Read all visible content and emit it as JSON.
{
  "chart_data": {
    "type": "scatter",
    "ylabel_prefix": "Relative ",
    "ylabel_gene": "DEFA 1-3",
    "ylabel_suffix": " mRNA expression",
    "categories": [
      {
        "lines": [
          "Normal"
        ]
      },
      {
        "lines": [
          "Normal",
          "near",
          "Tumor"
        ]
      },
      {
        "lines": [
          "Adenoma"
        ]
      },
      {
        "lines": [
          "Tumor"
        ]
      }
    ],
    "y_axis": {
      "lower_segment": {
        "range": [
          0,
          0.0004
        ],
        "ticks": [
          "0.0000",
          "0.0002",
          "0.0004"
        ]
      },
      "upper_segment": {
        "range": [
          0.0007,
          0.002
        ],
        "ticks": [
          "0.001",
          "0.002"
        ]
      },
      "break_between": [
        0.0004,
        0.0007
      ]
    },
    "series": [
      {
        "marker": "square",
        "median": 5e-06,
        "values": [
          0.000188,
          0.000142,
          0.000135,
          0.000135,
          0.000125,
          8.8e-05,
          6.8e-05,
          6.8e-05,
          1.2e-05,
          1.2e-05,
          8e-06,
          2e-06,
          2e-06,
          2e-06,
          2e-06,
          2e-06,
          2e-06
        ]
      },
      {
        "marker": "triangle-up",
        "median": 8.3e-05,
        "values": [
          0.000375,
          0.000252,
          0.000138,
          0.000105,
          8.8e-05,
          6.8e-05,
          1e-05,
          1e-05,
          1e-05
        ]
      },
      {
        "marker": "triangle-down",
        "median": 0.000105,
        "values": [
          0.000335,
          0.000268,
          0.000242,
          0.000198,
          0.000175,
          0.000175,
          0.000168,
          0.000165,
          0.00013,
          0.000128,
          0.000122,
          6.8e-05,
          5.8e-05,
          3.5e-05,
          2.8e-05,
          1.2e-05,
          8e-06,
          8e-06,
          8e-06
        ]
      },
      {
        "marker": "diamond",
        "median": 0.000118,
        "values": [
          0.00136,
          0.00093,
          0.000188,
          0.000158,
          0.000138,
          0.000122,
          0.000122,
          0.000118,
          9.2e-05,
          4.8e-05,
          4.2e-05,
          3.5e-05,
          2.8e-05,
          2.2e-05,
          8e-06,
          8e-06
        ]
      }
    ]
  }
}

◆ ◆ ◆ ◆ ◆ ◆ ◆

The entries must all be transcribed exactly.

Read all visible content and emit it as JSON.
{
  "chart_data": {
    "type": "scatter",
    "ylabel_prefix": "Relative ",
    "ylabel_gene": "DEFA 1-3",
    "ylabel_suffix": " mRNA expression",
    "categories": [
      {
        "lines": [
          "Normal"
        ]
      },
      {
        "lines": [
          "Normal",
          "near",
          "Tumor"
        ]
      },
      {
        "lines": [
          "Adenoma"
        ]
      },
      {
        "lines": [
          "Tumor"
        ]
      }
    ],
    "y_axis": {
      "lower_segment": {
        "range": [
          0,
          0.0004
        ],
        "ticks": [
          "0.0000",
          "0.0002",
          "0.0004"
        ]
      },
      "upper_segment": {
        "range": [
          0.0007,
          0.002
        ],
        "ticks": [
          "0.001",
          "0.002"
        ]
      },
      "break_between": [
        0.0004,
        0.0007
      ]
    },
    "series": [
      {
        "marker": "square",
        "median": 5e-06,
        "values": [
          0.000188,
          0.000142,
          0.000135,
          0.000135,
          0.000125,
          8.8e-05,
          6.8e-05,
          6.8e-05,
          1.2e-05,
          1.2e-05,
          8e-06,
          2e-06,
          2e-06,
          2e-06,
          2e-06,
          2e-06,
          2e-06
        ]
      },
      {
        "marker": "triangle-up",
        "median": 8.3e-05,
        "values": [
          0.000375,
          0.000252,
          0.000138,
          0.000105,
          8.8e-05,
          6.8e-05,
          1e-05,
          1e-05,
          1e-05
        ]
      },
      {
        "marker": "triangle-down",
        "median": 0.000105,
        "values": [
          0.000335,
          0.000268,
          0.000242,
          0.000198,
          0.000175,
          0.000175,
          0.000168,
          0.000165,
          0.00013,
          0.000128,
          0.000122,
          6.8e-05,
          5.8e-05,
          3.5e-05,
          2.8e-05,
          1.2e-05,
          8e-06,
          8e-06,
          8e-06
        ]
      },
      {
        "marker": "diamond",
        "median": 0.000118,
        "values": [
          0.00136,
          0.00093,
          0.000188,
          0.000158,
          0.000138,
          0.000122,
          0.000122,
          0.000118,
          9.2e-05,
          4.8e-05,
          4.2e-05,
          3.5e-05,
          2.8e-05,
          2.2e-05,
          8e-06,
          8e-06
        ]
      }
    ]
  }
}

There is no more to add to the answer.